■ Work to complete ■
Rewrite the lines below as a numbered list, omitting blank lines and any pictures.
***** Given entries *****
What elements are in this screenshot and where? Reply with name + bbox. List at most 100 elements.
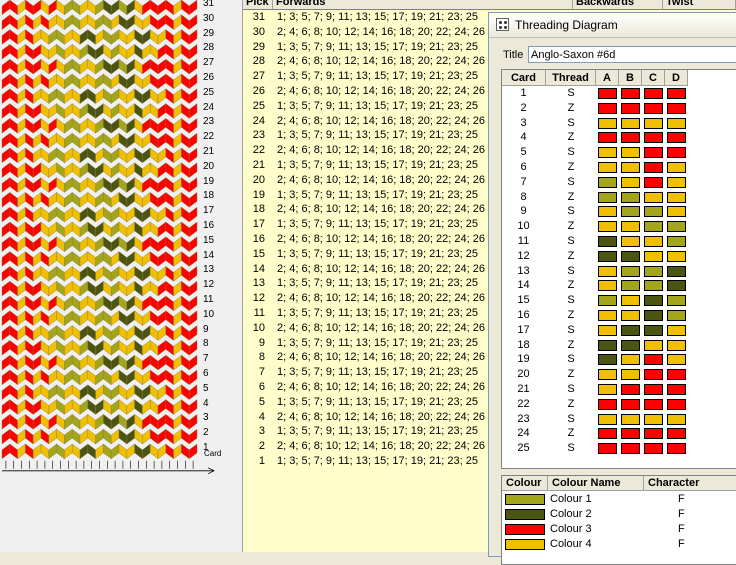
card-row[interactable]: 19 S [502, 352, 736, 367]
thread-direction[interactable]: S [567, 442, 575, 455]
hole-d-colour[interactable] [667, 236, 686, 247]
hole-b-colour[interactable] [621, 221, 640, 233]
header-hole-b[interactable]: B [619, 70, 642, 86]
hole-b-colour[interactable] [621, 443, 640, 455]
hole-c-colour[interactable] [644, 443, 663, 455]
hole-a-colour[interactable] [598, 443, 617, 455]
window-title-bar[interactable]: Threading Diagram [489, 13, 736, 38]
pick-row[interactable]: 2 2; 4; 6; 8; 10; 12; 14; 16; 18; 20; 22;… [243, 439, 736, 454]
hole-b-colour[interactable] [621, 369, 640, 381]
hole-a-colour[interactable] [598, 236, 617, 247]
hole-c-colour[interactable] [644, 384, 663, 395]
pick-row[interactable]: 28 2; 4; 6; 8; 10; 12; 14; 16; 18; 20; 22… [243, 54, 736, 69]
header-colour[interactable]: Colour [502, 476, 548, 491]
hole-d-colour[interactable] [667, 250, 686, 262]
card-row[interactable]: 11 S [502, 234, 736, 249]
pick-row[interactable]: 13 1; 3; 5; 7; 9; 11; 13; 15; 17; 19; 21;… [243, 276, 736, 291]
hole-d-colour[interactable] [667, 102, 686, 114]
pick-row[interactable]: 10 2; 4; 6; 8; 10; 12; 14; 16; 18; 20; 22… [243, 321, 736, 336]
card-row[interactable]: 13 S [502, 264, 736, 279]
hole-b-colour[interactable] [621, 265, 640, 277]
thread-direction[interactable]: Z [567, 309, 575, 321]
thread-direction[interactable]: S [567, 235, 575, 247]
hole-a-colour[interactable] [598, 176, 617, 188]
hole-a-colour[interactable] [598, 206, 617, 218]
pick-row[interactable]: 22 2; 4; 6; 8; 10; 12; 14; 16; 18; 20; 22… [243, 143, 736, 158]
hole-a-colour[interactable] [598, 310, 617, 321]
pick-row[interactable]: 29 1; 3; 5; 7; 9; 11; 13; 15; 17; 19; 21;… [243, 40, 736, 55]
card-row[interactable]: 21 S [502, 382, 736, 397]
hole-c-colour[interactable] [644, 206, 663, 218]
hole-d-colour[interactable] [667, 132, 686, 144]
header-pick[interactable]: Pick [243, 0, 273, 9]
pick-row[interactable]: 19 1; 3; 5; 7; 9; 11; 13; 15; 17; 19; 21;… [243, 188, 736, 203]
pick-row[interactable]: 26 2; 4; 6; 8; 10; 12; 14; 16; 18; 20; 22… [243, 84, 736, 99]
header-thread[interactable]: Thread [546, 70, 596, 86]
hole-b-colour[interactable] [621, 310, 640, 321]
pick-row[interactable]: 5 1; 3; 5; 7; 9; 11; 13; 15; 17; 19; 21; … [243, 395, 736, 410]
pick-row[interactable]: 8 2; 4; 6; 8; 10; 12; 14; 16; 18; 20; 22;… [243, 350, 736, 365]
hole-b-colour[interactable] [621, 354, 640, 366]
hole-d-colour[interactable] [667, 221, 686, 233]
hole-a-colour[interactable] [598, 413, 617, 425]
hole-d-colour[interactable] [667, 206, 686, 218]
colour-row[interactable]: Colour 2 F [502, 507, 736, 522]
card-row[interactable]: 24 Z [502, 426, 736, 441]
hole-c-colour[interactable] [644, 176, 663, 188]
pick-row[interactable]: 1 1; 3; 5; 7; 9; 11; 13; 15; 17; 19; 21; … [243, 454, 736, 469]
card-row[interactable]: 14 Z [502, 278, 736, 293]
hole-b-colour[interactable] [621, 250, 640, 262]
title-input[interactable] [528, 46, 736, 63]
hole-a-colour[interactable] [598, 191, 617, 203]
hole-c-colour[interactable] [644, 413, 663, 425]
hole-a-colour[interactable] [598, 280, 617, 292]
hole-b-colour[interactable] [621, 428, 640, 440]
thread-direction[interactable]: S [567, 87, 575, 99]
header-forwards[interactable]: Forwards [273, 0, 573, 9]
hole-c-colour[interactable] [644, 398, 663, 410]
card-row[interactable]: 18 Z [502, 338, 736, 353]
card-row[interactable]: 23 S [502, 412, 736, 427]
pick-row[interactable]: 4 2; 4; 6; 8; 10; 12; 14; 16; 18; 20; 22;… [243, 410, 736, 425]
hole-d-colour[interactable] [667, 384, 686, 395]
hole-a-colour[interactable] [598, 398, 617, 410]
hole-c-colour[interactable] [644, 324, 663, 336]
hole-c-colour[interactable] [644, 354, 663, 366]
hole-c-colour[interactable] [644, 280, 663, 292]
hole-c-colour[interactable] [644, 310, 663, 321]
colour-row[interactable]: Colour 3 F [502, 522, 736, 537]
hole-d-colour[interactable] [667, 147, 686, 159]
thread-direction[interactable]: Z [567, 190, 575, 203]
thread-direction[interactable]: S [567, 353, 575, 366]
hole-a-colour[interactable] [598, 295, 617, 307]
hole-c-colour[interactable] [644, 191, 663, 203]
header-card[interactable]: Card [502, 70, 546, 86]
thread-direction[interactable]: Z [567, 338, 575, 351]
hole-c-colour[interactable] [644, 147, 663, 159]
colour-row[interactable]: Colour 1 F [502, 492, 736, 507]
header-backwards[interactable]: Backwards [573, 0, 663, 9]
colour-swatch[interactable] [505, 509, 545, 520]
pick-row[interactable]: 27 1; 3; 5; 7; 9; 11; 13; 15; 17; 19; 21;… [243, 69, 736, 84]
hole-d-colour[interactable] [667, 398, 686, 410]
header-hole-d[interactable]: D [665, 70, 688, 86]
hole-a-colour[interactable] [598, 354, 617, 366]
thread-direction[interactable]: Z [567, 131, 575, 144]
pick-row[interactable]: 6 2; 4; 6; 8; 10; 12; 14; 16; 18; 20; 22;… [243, 380, 736, 395]
hole-b-colour[interactable] [621, 206, 640, 218]
thread-direction[interactable]: Z [567, 279, 575, 292]
header-hole-c[interactable]: C [642, 70, 665, 86]
pick-row[interactable]: 17 1; 3; 5; 7; 9; 11; 13; 15; 17; 19; 21;… [243, 217, 736, 232]
pick-row[interactable]: 25 1; 3; 5; 7; 9; 11; 13; 15; 17; 19; 21;… [243, 99, 736, 114]
header-hole-a[interactable]: A [596, 70, 619, 86]
thread-direction[interactable]: S [567, 175, 575, 188]
hole-d-colour[interactable] [667, 280, 686, 292]
thread-direction[interactable]: Z [567, 161, 575, 173]
thread-direction[interactable]: S [567, 146, 575, 159]
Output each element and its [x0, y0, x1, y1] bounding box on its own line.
*****
■ Result for this exercise ■
1. What elements are in this screenshot and where? Reply with name + bbox. List at most 100 elements.
2. card-row[interactable]: 19 S [502, 352, 736, 367]
3. thread-direction[interactable]: S [567, 442, 575, 455]
4. hole-d-colour[interactable] [667, 236, 686, 247]
5. hole-b-colour[interactable] [621, 221, 640, 233]
6. header-hole-b[interactable]: B [619, 70, 642, 86]
7. hole-b-colour[interactable] [621, 443, 640, 455]
8. hole-c-colour[interactable] [644, 443, 663, 455]
9. hole-a-colour[interactable] [598, 443, 617, 455]
10. window-title-bar[interactable]: Threading Diagram [489, 13, 736, 38]
11. pick-row[interactable]: 2 2; 4; 6; 8; 10; 12; 14; 16; 18; 20; 22;… [243, 439, 736, 454]
12. hole-b-colour[interactable] [621, 369, 640, 381]
13. hole-a-colour[interactable] [598, 236, 617, 247]
14. hole-c-colour[interactable] [644, 384, 663, 395]
15. pick-row[interactable]: 28 2; 4; 6; 8; 10; 12; 14; 16; 18; 20; 22… [243, 54, 736, 69]
16. header-colour[interactable]: Colour [502, 476, 548, 491]
17. hole-d-colour[interactable] [667, 250, 686, 262]
18. card-row[interactable]: 11 S [502, 234, 736, 249]
19. pick-row[interactable]: 13 1; 3; 5; 7; 9; 11; 13; 15; 17; 19; 21;… [243, 276, 736, 291]
20. hole-d-colour[interactable] [667, 102, 686, 114]
21. pick-row[interactable]: 10 2; 4; 6; 8; 10; 12; 14; 16; 18; 20; 22… [243, 321, 736, 336]
22. card-row[interactable]: 13 S [502, 264, 736, 279]
23. hole-b-colour[interactable] [621, 265, 640, 277]
24. thread-direction[interactable]: Z [567, 309, 575, 321]
25. thread-direction[interactable]: S [567, 235, 575, 247]
26. hole-a-colour[interactable] [598, 176, 617, 188]
27. hole-a-colour[interactable] [598, 206, 617, 218]
28. pick-row[interactable]: 22 2; 4; 6; 8; 10; 12; 14; 16; 18; 20; 22… [243, 143, 736, 158]
29. hole-a-colour[interactable] [598, 310, 617, 321]
30. pick-row[interactable]: 29 1; 3; 5; 7; 9; 11; 13; 15; 17; 19; 21;… [243, 40, 736, 55]
31. card-row[interactable]: 21 S [502, 382, 736, 397]
32. hole-c-colour[interactable] [644, 206, 663, 218]
33. hole-d-colour[interactable] [667, 132, 686, 144]
34. header-pick[interactable]: Pick [243, 0, 273, 9]
35. pick-row[interactable]: 19 1; 3; 5; 7; 9; 11; 13; 15; 17; 19; 21;… [243, 188, 736, 203]
36. pick-row[interactable]: 26 2; 4; 6; 8; 10; 12; 14; 16; 18; 20; 22… [243, 84, 736, 99]
37. header-thread[interactable]: Thread [546, 70, 596, 86]
38. hole-b-colour[interactable] [621, 310, 640, 321]
39. pick-row[interactable]: 5 1; 3; 5; 7; 9; 11; 13; 15; 17; 19; 21; … [243, 395, 736, 410]
40. pick-row[interactable]: 8 2; 4; 6; 8; 10; 12; 14; 16; 18; 20; 22;… [243, 350, 736, 365]
41. hole-b-colour[interactable] [621, 354, 640, 366]
42. hole-d-colour[interactable] [667, 221, 686, 233]
43. hole-a-colour[interactable] [598, 413, 617, 425]
44. hole-d-colour[interactable] [667, 206, 686, 218]
45. colour-row[interactable]: Colour 2 F [502, 507, 736, 522]
46. card-row[interactable]: 24 Z [502, 426, 736, 441]
47. hole-c-colour[interactable] [644, 176, 663, 188]
48. pick-row[interactable]: 1 1; 3; 5; 7; 9; 11; 13; 15; 17; 19; 21; … [243, 454, 736, 469]
49. card-row[interactable]: 14 Z [502, 278, 736, 293]
50. hole-b-colour[interactable] [621, 250, 640, 262]
51. title-input[interactable] [528, 46, 736, 63]
52. hole-a-colour[interactable] [598, 191, 617, 203]
53. hole-c-colour[interactable] [644, 413, 663, 425]
54. hole-a-colour[interactable] [598, 280, 617, 292]
55. hole-b-colour[interactable] [621, 428, 640, 440]
56. thread-direction[interactable]: S [567, 87, 575, 99]
57. header-forwards[interactable]: Forwards [273, 0, 573, 9]
58. hole-c-colour[interactable] [644, 398, 663, 410]
59. card-row[interactable]: 18 Z [502, 338, 736, 353]
60. card-row[interactable]: 23 S [502, 412, 736, 427]
61. pick-row[interactable]: 4 2; 4; 6; 8; 10; 12; 14; 16; 18; 20; 22;… [243, 410, 736, 425]
62. hole-d-colour[interactable] [667, 384, 686, 395]
63. hole-a-colour[interactable] [598, 398, 617, 410]
64. hole-c-colour[interactable] [644, 324, 663, 336]
65. hole-c-colour[interactable] [644, 354, 663, 366]
66. hole-c-colour[interactable] [644, 280, 663, 292]
67. hole-c-colour[interactable] [644, 310, 663, 321]
68. colour-row[interactable]: Colour 3 F [502, 522, 736, 537]
69. hole-d-colour[interactable] [667, 147, 686, 159]
70. thread-direction[interactable]: Z [567, 190, 575, 203]
71. thread-direction[interactable]: S [567, 353, 575, 366]
72. hole-a-colour[interactable] [598, 295, 617, 307]
73. hole-c-colour[interactable] [644, 191, 663, 203]
74. header-card[interactable]: Card [502, 70, 546, 86]
75. thread-direction[interactable]: Z [567, 338, 575, 351]
76. hole-c-colour[interactable] [644, 147, 663, 159]
77. colour-row[interactable]: Colour 1 F [502, 492, 736, 507]
78. header-backwards[interactable]: Backwards [573, 0, 663, 9]
79. colour-swatch[interactable] [505, 509, 545, 520]
80. pick-row[interactable]: 27 1; 3; 5; 7; 9; 11; 13; 15; 17; 19; 21;… [243, 69, 736, 84]
81. hole-d-colour[interactable] [667, 398, 686, 410]
82. header-hole-d[interactable]: D [665, 70, 688, 86]
83. hole-a-colour[interactable] [598, 354, 617, 366]
84. thread-direction[interactable]: Z [567, 131, 575, 144]
85. pick-row[interactable]: 6 2; 4; 6; 8; 10; 12; 14; 16; 18; 20; 22;… [243, 380, 736, 395]
86. hole-b-colour[interactable] [621, 206, 640, 218]
87. thread-direction[interactable]: Z [567, 279, 575, 292]
88. header-hole-c[interactable]: C [642, 70, 665, 86]
89. pick-row[interactable]: 17 1; 3; 5; 7; 9; 11; 13; 15; 17; 19; 21;… [243, 217, 736, 232]
90. pick-row[interactable]: 25 1; 3; 5; 7; 9; 11; 13; 15; 17; 19; 21;… [243, 99, 736, 114]
91. header-hole-a[interactable]: A [596, 70, 619, 86]
92. thread-direction[interactable]: S [567, 175, 575, 188]
93. hole-d-colour[interactable] [667, 280, 686, 292]
94. thread-direction[interactable]: Z [567, 161, 575, 173]
95. thread-direction[interactable]: S [567, 146, 575, 159]
96. Output each element and its [x0, y0, x1, y1] bounding box on its own line.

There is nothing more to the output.